_Recorded data:_
[Start]

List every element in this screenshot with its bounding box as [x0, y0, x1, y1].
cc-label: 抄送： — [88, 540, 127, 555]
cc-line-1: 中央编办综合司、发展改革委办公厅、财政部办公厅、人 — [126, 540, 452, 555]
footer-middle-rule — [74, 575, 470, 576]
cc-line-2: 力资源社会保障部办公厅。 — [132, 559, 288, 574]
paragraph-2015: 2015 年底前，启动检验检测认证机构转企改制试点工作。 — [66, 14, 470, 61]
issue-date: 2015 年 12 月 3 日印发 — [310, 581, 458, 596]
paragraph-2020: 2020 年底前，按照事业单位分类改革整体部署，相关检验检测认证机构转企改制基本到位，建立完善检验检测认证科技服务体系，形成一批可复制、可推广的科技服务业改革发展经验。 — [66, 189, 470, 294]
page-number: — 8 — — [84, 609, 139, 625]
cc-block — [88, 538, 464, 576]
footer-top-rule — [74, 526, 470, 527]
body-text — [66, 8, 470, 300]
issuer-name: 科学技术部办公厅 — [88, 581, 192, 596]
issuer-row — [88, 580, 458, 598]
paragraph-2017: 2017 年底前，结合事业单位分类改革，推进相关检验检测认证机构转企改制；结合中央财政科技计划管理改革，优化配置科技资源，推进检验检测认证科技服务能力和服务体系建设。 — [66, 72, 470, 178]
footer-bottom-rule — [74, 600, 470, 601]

[End]

_THE REQUEST:_ Reproduce each of the items above exactly as it appears, from the first line to the last.

_ANSWER TO THIS PROBLEM:_
List every element in this screenshot with its bounding box as [x0, y0, x1, y1].
cc-label: 抄送： — [88, 540, 127, 555]
cc-line-1: 中央编办综合司、发展改革委办公厅、财政部办公厅、人 — [126, 540, 452, 555]
footer-middle-rule — [74, 575, 470, 576]
cc-line-2: 力资源社会保障部办公厅。 — [132, 559, 288, 574]
paragraph-2015: 2015 年底前，启动检验检测认证机构转企改制试点工作。 — [66, 14, 470, 61]
issue-date: 2015 年 12 月 3 日印发 — [310, 581, 458, 596]
paragraph-2020: 2020 年底前，按照事业单位分类改革整体部署，相关检验检测认证机构转企改制基本到位，建立完善检验检测认证科技服务体系，形成一批可复制、可推广的科技服务业改革发展经验。 — [66, 189, 470, 294]
page-number: — 8 — — [84, 609, 139, 625]
cc-block — [88, 538, 464, 576]
footer-top-rule — [74, 526, 470, 527]
body-text — [66, 8, 470, 300]
issuer-name: 科学技术部办公厅 — [88, 581, 192, 596]
issuer-row — [88, 580, 458, 598]
paragraph-2017: 2017 年底前，结合事业单位分类改革，推进相关检验检测认证机构转企改制；结合中央财政科技计划管理改革，优化配置科技资源，推进检验检测认证科技服务能力和服务体系建设。 — [66, 72, 470, 178]
footer-bottom-rule — [74, 600, 470, 601]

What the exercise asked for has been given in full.